Stated task » Return each line of the material below that contains the word "elements".

Record list »
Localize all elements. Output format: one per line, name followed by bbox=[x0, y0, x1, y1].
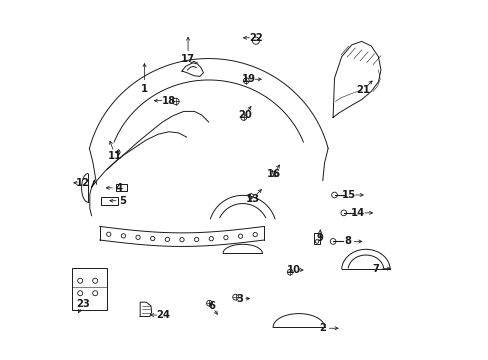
Text: 18: 18 bbox=[162, 96, 176, 106]
Text: 24: 24 bbox=[156, 310, 170, 320]
Text: 5: 5 bbox=[119, 196, 125, 206]
Text: 17: 17 bbox=[181, 54, 195, 64]
Text: 19: 19 bbox=[241, 74, 255, 84]
Text: 22: 22 bbox=[248, 33, 262, 43]
Text: 11: 11 bbox=[108, 151, 122, 161]
Text: 16: 16 bbox=[266, 168, 280, 179]
Text: 23: 23 bbox=[76, 299, 90, 309]
Text: 3: 3 bbox=[236, 294, 243, 303]
Text: 8: 8 bbox=[343, 237, 350, 247]
Text: 7: 7 bbox=[372, 264, 379, 274]
Text: 9: 9 bbox=[316, 233, 323, 243]
Text: 14: 14 bbox=[350, 208, 365, 218]
Text: 13: 13 bbox=[245, 194, 259, 203]
Text: 10: 10 bbox=[286, 265, 300, 275]
Text: 15: 15 bbox=[341, 190, 355, 200]
Text: 21: 21 bbox=[355, 85, 369, 95]
Text: 6: 6 bbox=[208, 301, 215, 311]
Text: 1: 1 bbox=[141, 84, 148, 94]
Text: 20: 20 bbox=[238, 110, 252, 120]
Text: 4: 4 bbox=[115, 183, 122, 193]
Text: 2: 2 bbox=[318, 323, 325, 333]
Text: 12: 12 bbox=[76, 178, 90, 188]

The solution »
Localize all elements. Output format: one per line, name followed by bbox=[x0, y0, x1, y1].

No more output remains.